Dataset rows:
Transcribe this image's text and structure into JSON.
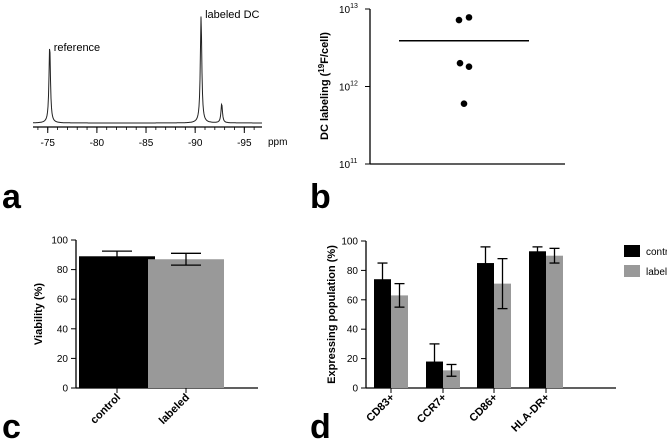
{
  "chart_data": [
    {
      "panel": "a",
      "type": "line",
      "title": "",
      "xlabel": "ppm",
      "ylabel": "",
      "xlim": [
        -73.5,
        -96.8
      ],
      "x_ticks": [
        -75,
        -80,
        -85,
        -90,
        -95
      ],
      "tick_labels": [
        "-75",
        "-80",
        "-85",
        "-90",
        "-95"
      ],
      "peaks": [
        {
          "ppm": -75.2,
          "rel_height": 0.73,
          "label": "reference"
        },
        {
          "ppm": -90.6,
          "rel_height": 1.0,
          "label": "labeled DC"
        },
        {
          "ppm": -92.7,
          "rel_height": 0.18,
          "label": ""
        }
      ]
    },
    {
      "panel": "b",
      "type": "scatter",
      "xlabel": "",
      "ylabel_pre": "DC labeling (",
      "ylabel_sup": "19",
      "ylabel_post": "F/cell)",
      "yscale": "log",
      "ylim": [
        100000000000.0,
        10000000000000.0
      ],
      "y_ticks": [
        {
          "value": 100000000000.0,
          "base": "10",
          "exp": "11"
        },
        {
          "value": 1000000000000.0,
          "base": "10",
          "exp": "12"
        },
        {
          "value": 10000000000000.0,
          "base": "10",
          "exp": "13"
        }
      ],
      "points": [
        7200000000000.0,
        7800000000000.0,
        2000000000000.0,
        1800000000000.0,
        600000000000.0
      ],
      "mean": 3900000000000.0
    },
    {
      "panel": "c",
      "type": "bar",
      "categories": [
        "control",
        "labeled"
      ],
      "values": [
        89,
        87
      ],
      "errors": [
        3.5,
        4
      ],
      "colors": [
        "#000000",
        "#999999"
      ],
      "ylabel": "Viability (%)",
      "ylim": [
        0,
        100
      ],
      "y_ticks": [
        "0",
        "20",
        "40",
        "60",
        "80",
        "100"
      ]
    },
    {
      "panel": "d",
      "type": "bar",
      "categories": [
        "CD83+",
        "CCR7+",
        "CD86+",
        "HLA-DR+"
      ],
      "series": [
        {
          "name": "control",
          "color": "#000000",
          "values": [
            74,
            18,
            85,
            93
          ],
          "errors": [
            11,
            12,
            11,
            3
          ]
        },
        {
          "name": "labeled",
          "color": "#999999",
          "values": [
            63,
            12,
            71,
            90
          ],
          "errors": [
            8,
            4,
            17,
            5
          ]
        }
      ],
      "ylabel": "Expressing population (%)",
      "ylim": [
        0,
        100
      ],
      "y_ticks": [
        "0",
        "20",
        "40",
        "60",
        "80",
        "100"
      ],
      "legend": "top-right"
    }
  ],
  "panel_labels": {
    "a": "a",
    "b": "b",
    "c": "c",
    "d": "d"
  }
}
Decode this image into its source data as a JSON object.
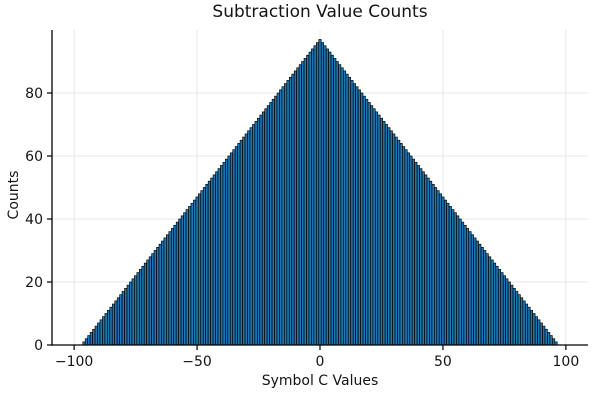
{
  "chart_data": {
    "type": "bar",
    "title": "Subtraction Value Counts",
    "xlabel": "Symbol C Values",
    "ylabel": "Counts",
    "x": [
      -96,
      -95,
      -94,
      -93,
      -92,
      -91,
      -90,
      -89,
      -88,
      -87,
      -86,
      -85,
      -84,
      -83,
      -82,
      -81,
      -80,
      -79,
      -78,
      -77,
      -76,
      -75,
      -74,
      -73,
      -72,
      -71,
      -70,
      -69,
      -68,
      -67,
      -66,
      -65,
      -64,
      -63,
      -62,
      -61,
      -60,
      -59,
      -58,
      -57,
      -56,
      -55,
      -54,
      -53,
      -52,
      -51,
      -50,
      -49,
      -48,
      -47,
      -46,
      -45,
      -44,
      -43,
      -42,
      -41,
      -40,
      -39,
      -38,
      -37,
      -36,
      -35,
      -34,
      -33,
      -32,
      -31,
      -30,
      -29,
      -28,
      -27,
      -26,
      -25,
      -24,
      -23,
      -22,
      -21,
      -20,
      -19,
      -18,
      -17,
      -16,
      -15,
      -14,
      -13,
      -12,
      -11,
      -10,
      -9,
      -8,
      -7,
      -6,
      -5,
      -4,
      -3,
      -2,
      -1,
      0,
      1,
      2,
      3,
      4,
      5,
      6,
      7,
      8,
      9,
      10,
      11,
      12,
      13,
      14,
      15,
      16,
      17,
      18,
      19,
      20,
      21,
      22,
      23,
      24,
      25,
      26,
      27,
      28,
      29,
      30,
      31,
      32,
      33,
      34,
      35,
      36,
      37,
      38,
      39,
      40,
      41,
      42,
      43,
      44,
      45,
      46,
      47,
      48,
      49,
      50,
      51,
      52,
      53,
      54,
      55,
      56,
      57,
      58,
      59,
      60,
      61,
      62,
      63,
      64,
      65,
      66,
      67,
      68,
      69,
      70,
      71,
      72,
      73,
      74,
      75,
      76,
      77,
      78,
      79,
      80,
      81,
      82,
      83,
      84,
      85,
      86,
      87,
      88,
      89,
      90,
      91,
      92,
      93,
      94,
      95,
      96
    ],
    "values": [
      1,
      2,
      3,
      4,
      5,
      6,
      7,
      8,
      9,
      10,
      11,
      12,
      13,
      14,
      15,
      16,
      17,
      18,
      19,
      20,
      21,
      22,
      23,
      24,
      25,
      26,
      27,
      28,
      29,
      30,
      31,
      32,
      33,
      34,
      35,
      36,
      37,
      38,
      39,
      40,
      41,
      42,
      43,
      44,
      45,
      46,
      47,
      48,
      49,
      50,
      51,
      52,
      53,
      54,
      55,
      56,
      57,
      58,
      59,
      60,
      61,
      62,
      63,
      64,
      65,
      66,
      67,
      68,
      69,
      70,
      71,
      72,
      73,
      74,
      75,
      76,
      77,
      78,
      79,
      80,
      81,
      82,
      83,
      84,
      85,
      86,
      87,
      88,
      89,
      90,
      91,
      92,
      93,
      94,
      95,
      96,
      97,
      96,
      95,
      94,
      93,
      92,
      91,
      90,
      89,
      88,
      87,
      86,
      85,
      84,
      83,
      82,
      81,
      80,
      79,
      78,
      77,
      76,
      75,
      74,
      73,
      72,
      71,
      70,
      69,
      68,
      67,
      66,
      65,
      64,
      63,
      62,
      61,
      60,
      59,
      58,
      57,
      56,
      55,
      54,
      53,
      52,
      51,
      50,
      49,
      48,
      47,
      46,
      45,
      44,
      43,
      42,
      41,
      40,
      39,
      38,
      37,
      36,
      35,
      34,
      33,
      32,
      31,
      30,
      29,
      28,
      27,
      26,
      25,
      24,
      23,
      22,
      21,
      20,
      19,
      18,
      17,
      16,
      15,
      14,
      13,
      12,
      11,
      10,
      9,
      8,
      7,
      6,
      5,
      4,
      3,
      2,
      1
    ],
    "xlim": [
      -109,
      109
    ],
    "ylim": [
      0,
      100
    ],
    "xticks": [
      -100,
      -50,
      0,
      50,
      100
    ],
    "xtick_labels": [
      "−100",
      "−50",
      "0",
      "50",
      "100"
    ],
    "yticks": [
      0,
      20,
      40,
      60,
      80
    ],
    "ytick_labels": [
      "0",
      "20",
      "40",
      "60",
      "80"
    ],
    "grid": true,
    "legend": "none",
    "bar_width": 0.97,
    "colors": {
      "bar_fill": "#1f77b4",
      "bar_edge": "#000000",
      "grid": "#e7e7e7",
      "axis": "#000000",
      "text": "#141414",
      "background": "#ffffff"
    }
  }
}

Task objective:
An exact transcription of all the entries is required, without the pictures.

The response:
Transcribe this image's text and structure into JSON.
{
  "chart_data": [
    {
      "panel": "a",
      "type": "line",
      "title": "",
      "xlabel": "ppm",
      "ylabel": "",
      "xlim": [
        -73.5,
        -96.8
      ],
      "x_ticks": [
        -75,
        -80,
        -85,
        -90,
        -95
      ],
      "tick_labels": [
        "-75",
        "-80",
        "-85",
        "-90",
        "-95"
      ],
      "peaks": [
        {
          "ppm": -75.2,
          "rel_height": 0.73,
          "label": "reference"
        },
        {
          "ppm": -90.6,
          "rel_height": 1.0,
          "label": "labeled DC"
        },
        {
          "ppm": -92.7,
          "rel_height": 0.18,
          "label": ""
        }
      ]
    },
    {
      "panel": "b",
      "type": "scatter",
      "xlabel": "",
      "ylabel_pre": "DC labeling (",
      "ylabel_sup": "19",
      "ylabel_post": "F/cell)",
      "yscale": "log",
      "ylim": [
        100000000000.0,
        10000000000000.0
      ],
      "y_ticks": [
        {
          "value": 100000000000.0,
          "base": "10",
          "exp": "11"
        },
        {
          "value": 1000000000000.0,
          "base": "10",
          "exp": "12"
        },
        {
          "value": 10000000000000.0,
          "base": "10",
          "exp": "13"
        }
      ],
      "points": [
        7200000000000.0,
        7800000000000.0,
        2000000000000.0,
        1800000000000.0,
        600000000000.0
      ],
      "mean": 3900000000000.0
    },
    {
      "panel": "c",
      "type": "bar",
      "categories": [
        "control",
        "labeled"
      ],
      "values": [
        89,
        87
      ],
      "errors": [
        3.5,
        4
      ],
      "colors": [
        "#000000",
        "#999999"
      ],
      "ylabel": "Viability (%)",
      "ylim": [
        0,
        100
      ],
      "y_ticks": [
        "0",
        "20",
        "40",
        "60",
        "80",
        "100"
      ]
    },
    {
      "panel": "d",
      "type": "bar",
      "categories": [
        "CD83+",
        "CCR7+",
        "CD86+",
        "HLA-DR+"
      ],
      "series": [
        {
          "name": "control",
          "color": "#000000",
          "values": [
            74,
            18,
            85,
            93
          ],
          "errors": [
            11,
            12,
            11,
            3
          ]
        },
        {
          "name": "labeled",
          "color": "#999999",
          "values": [
            63,
            12,
            71,
            90
          ],
          "errors": [
            8,
            4,
            17,
            5
          ]
        }
      ],
      "ylabel": "Expressing population (%)",
      "ylim": [
        0,
        100
      ],
      "y_ticks": [
        "0",
        "20",
        "40",
        "60",
        "80",
        "100"
      ],
      "legend": "top-right"
    }
  ],
  "panel_labels": {
    "a": "a",
    "b": "b",
    "c": "c",
    "d": "d"
  }
}
Decode this image into its source data as a JSON object.
{
  "chart_data": {
    "type": "bar",
    "title": "Subtraction Value Counts",
    "xlabel": "Symbol C Values",
    "ylabel": "Counts",
    "x": [
      -96,
      -95,
      -94,
      -93,
      -92,
      -91,
      -90,
      -89,
      -88,
      -87,
      -86,
      -85,
      -84,
      -83,
      -82,
      -81,
      -80,
      -79,
      -78,
      -77,
      -76,
      -75,
      -74,
      -73,
      -72,
      -71,
      -70,
      -69,
      -68,
      -67,
      -66,
      -65,
      -64,
      -63,
      -62,
      -61,
      -60,
      -59,
      -58,
      -57,
      -56,
      -55,
      -54,
      -53,
      -52,
      -51,
      -50,
      -49,
      -48,
      -47,
      -46,
      -45,
      -44,
      -43,
      -42,
      -41,
      -40,
      -39,
      -38,
      -37,
      -36,
      -35,
      -34,
      -33,
      -32,
      -31,
      -30,
      -29,
      -28,
      -27,
      -26,
      -25,
      -24,
      -23,
      -22,
      -21,
      -20,
      -19,
      -18,
      -17,
      -16,
      -15,
      -14,
      -13,
      -12,
      -11,
      -10,
      -9,
      -8,
      -7,
      -6,
      -5,
      -4,
      -3,
      -2,
      -1,
      0,
      1,
      2,
      3,
      4,
      5,
      6,
      7,
      8,
      9,
      10,
      11,
      12,
      13,
      14,
      15,
      16,
      17,
      18,
      19,
      20,
      21,
      22,
      23,
      24,
      25,
      26,
      27,
      28,
      29,
      30,
      31,
      32,
      33,
      34,
      35,
      36,
      37,
      38,
      39,
      40,
      41,
      42,
      43,
      44,
      45,
      46,
      47,
      48,
      49,
      50,
      51,
      52,
      53,
      54,
      55,
      56,
      57,
      58,
      59,
      60,
      61,
      62,
      63,
      64,
      65,
      66,
      67,
      68,
      69,
      70,
      71,
      72,
      73,
      74,
      75,
      76,
      77,
      78,
      79,
      80,
      81,
      82,
      83,
      84,
      85,
      86,
      87,
      88,
      89,
      90,
      91,
      92,
      93,
      94,
      95,
      96
    ],
    "values": [
      1,
      2,
      3,
      4,
      5,
      6,
      7,
      8,
      9,
      10,
      11,
      12,
      13,
      14,
      15,
      16,
      17,
      18,
      19,
      20,
      21,
      22,
      23,
      24,
      25,
      26,
      27,
      28,
      29,
      30,
      31,
      32,
      33,
      34,
      35,
      36,
      37,
      38,
      39,
      40,
      41,
      42,
      43,
      44,
      45,
      46,
      47,
      48,
      49,
      50,
      51,
      52,
      53,
      54,
      55,
      56,
      57,
      58,
      59,
      60,
      61,
      62,
      63,
      64,
      65,
      66,
      67,
      68,
      69,
      70,
      71,
      72,
      73,
      74,
      75,
      76,
      77,
      78,
      79,
      80,
      81,
      82,
      83,
      84,
      85,
      86,
      87,
      88,
      89,
      90,
      91,
      92,
      93,
      94,
      95,
      96,
      97,
      96,
      95,
      94,
      93,
      92,
      91,
      90,
      89,
      88,
      87,
      86,
      85,
      84,
      83,
      82,
      81,
      80,
      79,
      78,
      77,
      76,
      75,
      74,
      73,
      72,
      71,
      70,
      69,
      68,
      67,
      66,
      65,
      64,
      63,
      62,
      61,
      60,
      59,
      58,
      57,
      56,
      55,
      54,
      53,
      52,
      51,
      50,
      49,
      48,
      47,
      46,
      45,
      44,
      43,
      42,
      41,
      40,
      39,
      38,
      37,
      36,
      35,
      34,
      33,
      32,
      31,
      30,
      29,
      28,
      27,
      26,
      25,
      24,
      23,
      22,
      21,
      20,
      19,
      18,
      17,
      16,
      15,
      14,
      13,
      12,
      11,
      10,
      9,
      8,
      7,
      6,
      5,
      4,
      3,
      2,
      1
    ],
    "xlim": [
      -109,
      109
    ],
    "ylim": [
      0,
      100
    ],
    "xticks": [
      -100,
      -50,
      0,
      50,
      100
    ],
    "xtick_labels": [
      "−100",
      "−50",
      "0",
      "50",
      "100"
    ],
    "yticks": [
      0,
      20,
      40,
      60,
      80
    ],
    "ytick_labels": [
      "0",
      "20",
      "40",
      "60",
      "80"
    ],
    "grid": true,
    "legend": "none",
    "bar_width": 0.97,
    "colors": {
      "bar_fill": "#1f77b4",
      "bar_edge": "#000000",
      "grid": "#e7e7e7",
      "axis": "#000000",
      "text": "#141414",
      "background": "#ffffff"
    }
  }
}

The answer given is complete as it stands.